— ACTIVITY A —
Based on the text on pneumococcal vaccines and hearing loss below, decide whether each statement agrees with it. Answer yes or no for each, and quote the deciding words exactly. (i) The Northern Territory schedule introduced PCV13 in 2011. (ii) The researchers hypothesised that infants given PCV13 as a booster would have superior outcomes. (iii) PREVIX_VOICES provided for hearing tests every six months from age 12 to 36 months.
— ACTIVITY B —
Rewrite the paragraph beginning "The Northern Territory (NT) childhood vaccination schedule" in the text on pneumococcal vaccines and hearing loss below as a short list that keeps its main facts.

— DOCUMENT SEGMENT —
BEGIN

What do these findings mean?

  • The 19% lower prevalence of moderate hearing loss and 19% higher prevalence of no hearing loss in the PCV13 group at age 18 months is potentially highly clinically significant, particularly as the trend appears to be sustained, albeit smaller.
  • Our study emphasises the importance of innovative and targeted research designs that meet the needs of high-risk populations and are independent of the pharmaceutical industry.
  • Pneumococcal conjugate vaccine trials should evaluate impacts on child development.
  • The small sample size creates uncertainty about the plausible difference in hearing between the two vaccines. We are 95% confident that the true difference is between 1% and 37%.

Introduction

Background and objectives

Australian First Nations children living in remote communities continue to experience social and educational disadvantage [1], which can be attributed in part to preventable hearing loss associated with early onset of persistent otitis media (OM). Streptococcus pneumoniae (pneumococcus) and nontypeable Haemophilus influenzae (NTHi) are dominant pathogens of OM from soon after birth [2].

The Northern Territory (NT) childhood vaccination schedule replaced 7-valent pneumococcal conjugate vaccine (PCV7) with 10-valent pneumococcal H. influenzae protein D conjugate vaccine (S, PHiD-CV10) in 2009, then 13-valent PCV (P, PCV13) vaccine in 2011. Our surveillance studies found evidence of less acute otitis media (AOM) and a lower prevalence of NTHi in ear discharge of PHiD-CV10-vaccinated compared to PCV7-vaccinated First Nations children [2,3].

Our objective was to conduct 2 sequential randomised controlled trials (RCTs) of primary and booster head-to-head and combination schedules of PCV13 and PHiD-CV10; PREVIX_COMBO [4,5] and PREVIX_BOOST [6], PREVIX being a name representing the 2 PCV brand names.

We hypothesised that infants receiving PHiD-CV10 compared with those receiving PCV13 as a booster at 12 months of age would have superior outcomes in terms of immunogenicity, nasopharyngeal carriage, OM, respiratory illness, hearing loss, and developmental delay [7]. We have reported coprimary and select secondary outcomes to age 18 months [4,6,8] and OM to age 36 months [9].

This study, PREVIX_VOICES (Vaccines for Otitis In Children Entering School), builds on PREVIX_BOOST through added capacity to employ paediatric audiologists to conduct 6-monthly hearing tests from age 12 to 36 months. Here, we report new data on vaccine group comparisons of hearing level and prevalence of hearing loss.

END

— DATA SHOWN —
BEGIN

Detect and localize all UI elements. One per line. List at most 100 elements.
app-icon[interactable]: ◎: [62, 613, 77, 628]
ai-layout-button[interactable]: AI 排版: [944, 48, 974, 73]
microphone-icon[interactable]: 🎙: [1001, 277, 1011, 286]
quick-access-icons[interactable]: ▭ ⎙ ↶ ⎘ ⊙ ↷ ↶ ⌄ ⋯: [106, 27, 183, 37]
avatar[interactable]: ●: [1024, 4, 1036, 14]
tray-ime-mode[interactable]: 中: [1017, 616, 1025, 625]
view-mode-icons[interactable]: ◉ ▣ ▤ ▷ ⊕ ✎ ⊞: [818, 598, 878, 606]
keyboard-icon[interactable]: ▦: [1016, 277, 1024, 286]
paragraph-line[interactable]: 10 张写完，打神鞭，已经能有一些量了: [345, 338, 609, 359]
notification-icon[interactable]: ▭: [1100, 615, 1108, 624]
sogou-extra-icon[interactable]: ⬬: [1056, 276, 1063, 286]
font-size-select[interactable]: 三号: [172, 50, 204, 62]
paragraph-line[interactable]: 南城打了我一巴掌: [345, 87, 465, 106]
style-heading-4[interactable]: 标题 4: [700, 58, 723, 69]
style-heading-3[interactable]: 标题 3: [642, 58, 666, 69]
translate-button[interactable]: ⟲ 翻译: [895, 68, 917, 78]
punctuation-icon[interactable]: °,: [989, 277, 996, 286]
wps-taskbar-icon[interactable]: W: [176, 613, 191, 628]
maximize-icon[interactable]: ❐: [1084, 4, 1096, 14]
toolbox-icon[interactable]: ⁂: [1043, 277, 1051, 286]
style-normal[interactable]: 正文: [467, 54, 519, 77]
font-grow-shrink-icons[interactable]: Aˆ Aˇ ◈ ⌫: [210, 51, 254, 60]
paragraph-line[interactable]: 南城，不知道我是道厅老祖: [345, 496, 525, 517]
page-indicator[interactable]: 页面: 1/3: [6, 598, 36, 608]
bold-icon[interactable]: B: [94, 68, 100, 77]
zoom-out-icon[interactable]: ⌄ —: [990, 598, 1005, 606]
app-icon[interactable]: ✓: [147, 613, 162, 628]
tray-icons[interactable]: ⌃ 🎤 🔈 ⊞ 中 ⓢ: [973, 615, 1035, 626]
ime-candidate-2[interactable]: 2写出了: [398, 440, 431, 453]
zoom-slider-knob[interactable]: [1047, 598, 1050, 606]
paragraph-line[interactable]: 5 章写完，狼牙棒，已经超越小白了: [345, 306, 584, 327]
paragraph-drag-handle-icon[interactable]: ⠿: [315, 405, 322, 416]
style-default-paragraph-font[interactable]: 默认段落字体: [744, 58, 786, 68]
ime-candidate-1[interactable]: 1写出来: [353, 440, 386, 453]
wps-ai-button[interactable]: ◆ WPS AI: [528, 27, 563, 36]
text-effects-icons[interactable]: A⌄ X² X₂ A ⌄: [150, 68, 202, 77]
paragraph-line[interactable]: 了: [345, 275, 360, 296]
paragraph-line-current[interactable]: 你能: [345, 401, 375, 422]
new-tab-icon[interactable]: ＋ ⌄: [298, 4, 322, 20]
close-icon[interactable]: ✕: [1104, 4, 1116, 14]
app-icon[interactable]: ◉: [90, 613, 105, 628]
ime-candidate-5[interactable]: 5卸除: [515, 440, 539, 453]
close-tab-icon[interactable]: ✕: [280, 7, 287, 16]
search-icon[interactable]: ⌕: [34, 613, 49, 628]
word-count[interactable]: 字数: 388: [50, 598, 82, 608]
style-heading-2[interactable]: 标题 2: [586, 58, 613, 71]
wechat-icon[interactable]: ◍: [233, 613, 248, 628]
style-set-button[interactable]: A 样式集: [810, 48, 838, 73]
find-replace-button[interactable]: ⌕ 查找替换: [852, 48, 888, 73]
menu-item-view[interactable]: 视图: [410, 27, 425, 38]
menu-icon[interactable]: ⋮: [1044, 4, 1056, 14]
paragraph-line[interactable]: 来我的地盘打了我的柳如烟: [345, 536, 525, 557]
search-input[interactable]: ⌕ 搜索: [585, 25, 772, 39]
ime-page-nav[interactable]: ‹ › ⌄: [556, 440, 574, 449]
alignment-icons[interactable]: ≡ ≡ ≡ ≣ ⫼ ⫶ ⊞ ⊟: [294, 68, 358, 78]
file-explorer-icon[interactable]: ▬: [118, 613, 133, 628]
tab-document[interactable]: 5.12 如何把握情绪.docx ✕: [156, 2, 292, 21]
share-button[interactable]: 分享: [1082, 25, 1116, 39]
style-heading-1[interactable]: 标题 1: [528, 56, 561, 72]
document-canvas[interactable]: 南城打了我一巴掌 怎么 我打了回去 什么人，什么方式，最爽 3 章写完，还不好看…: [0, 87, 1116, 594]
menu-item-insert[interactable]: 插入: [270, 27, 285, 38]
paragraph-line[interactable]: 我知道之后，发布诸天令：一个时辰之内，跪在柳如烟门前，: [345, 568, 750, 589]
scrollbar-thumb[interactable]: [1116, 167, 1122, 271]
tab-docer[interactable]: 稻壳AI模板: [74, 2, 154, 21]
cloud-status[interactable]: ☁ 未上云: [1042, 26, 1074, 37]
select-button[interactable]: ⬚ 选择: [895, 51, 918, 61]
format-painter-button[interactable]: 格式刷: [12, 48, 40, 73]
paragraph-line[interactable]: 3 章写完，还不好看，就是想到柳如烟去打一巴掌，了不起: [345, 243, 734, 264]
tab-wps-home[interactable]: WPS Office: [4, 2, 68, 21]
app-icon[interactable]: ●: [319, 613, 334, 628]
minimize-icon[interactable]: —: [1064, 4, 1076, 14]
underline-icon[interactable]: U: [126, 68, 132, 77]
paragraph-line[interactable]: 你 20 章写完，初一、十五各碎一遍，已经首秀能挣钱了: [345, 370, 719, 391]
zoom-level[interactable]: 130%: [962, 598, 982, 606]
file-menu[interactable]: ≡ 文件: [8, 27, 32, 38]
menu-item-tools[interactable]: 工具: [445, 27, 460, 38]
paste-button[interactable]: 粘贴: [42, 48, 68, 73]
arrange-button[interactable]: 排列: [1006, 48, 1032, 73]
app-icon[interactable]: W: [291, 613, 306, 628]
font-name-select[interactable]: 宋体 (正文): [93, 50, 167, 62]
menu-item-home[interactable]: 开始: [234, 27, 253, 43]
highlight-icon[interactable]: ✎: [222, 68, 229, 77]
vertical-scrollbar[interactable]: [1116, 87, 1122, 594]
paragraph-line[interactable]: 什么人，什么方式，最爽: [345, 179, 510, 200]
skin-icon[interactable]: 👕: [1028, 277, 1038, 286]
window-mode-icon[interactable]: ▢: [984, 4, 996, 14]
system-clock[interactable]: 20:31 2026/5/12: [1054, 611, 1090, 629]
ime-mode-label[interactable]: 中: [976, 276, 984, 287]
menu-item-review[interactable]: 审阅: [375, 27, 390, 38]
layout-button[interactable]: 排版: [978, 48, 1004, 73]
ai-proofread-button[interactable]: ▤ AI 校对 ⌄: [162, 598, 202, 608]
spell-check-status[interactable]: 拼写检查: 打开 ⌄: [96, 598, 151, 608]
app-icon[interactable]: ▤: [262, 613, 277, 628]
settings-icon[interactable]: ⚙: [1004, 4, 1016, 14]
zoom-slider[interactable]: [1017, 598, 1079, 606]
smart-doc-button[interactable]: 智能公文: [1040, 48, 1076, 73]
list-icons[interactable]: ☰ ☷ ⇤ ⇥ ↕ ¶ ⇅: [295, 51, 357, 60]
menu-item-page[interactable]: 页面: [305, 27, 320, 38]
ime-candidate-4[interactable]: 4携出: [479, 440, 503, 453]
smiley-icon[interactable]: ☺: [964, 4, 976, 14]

END

— YOUR RESPONSE A —
(i) Yes: "then 13-valent PCV (P, PCV13) vaccine in 2011"
(ii) No: "infants receiving PHiD-CV10 compared with those receiving PCV13 as a booster at 12 months of age would have superior outcomes"
(iii) Yes: "to conduct 6-monthly hearing tests from age 12 to 36 months"

— YOUR RESPONSE B —
- 2009: The Northern Territory childhood vaccination schedule replaced PCV7 with PHiD-CV10.
- 2011: The schedule changed to PCV13.
- Surveillance findings: First Nations children vaccinated with PHiD-CV10 had less acute otitis media than those vaccinated with PCV7. They also had a lower prevalence of NTHi in ear discharge.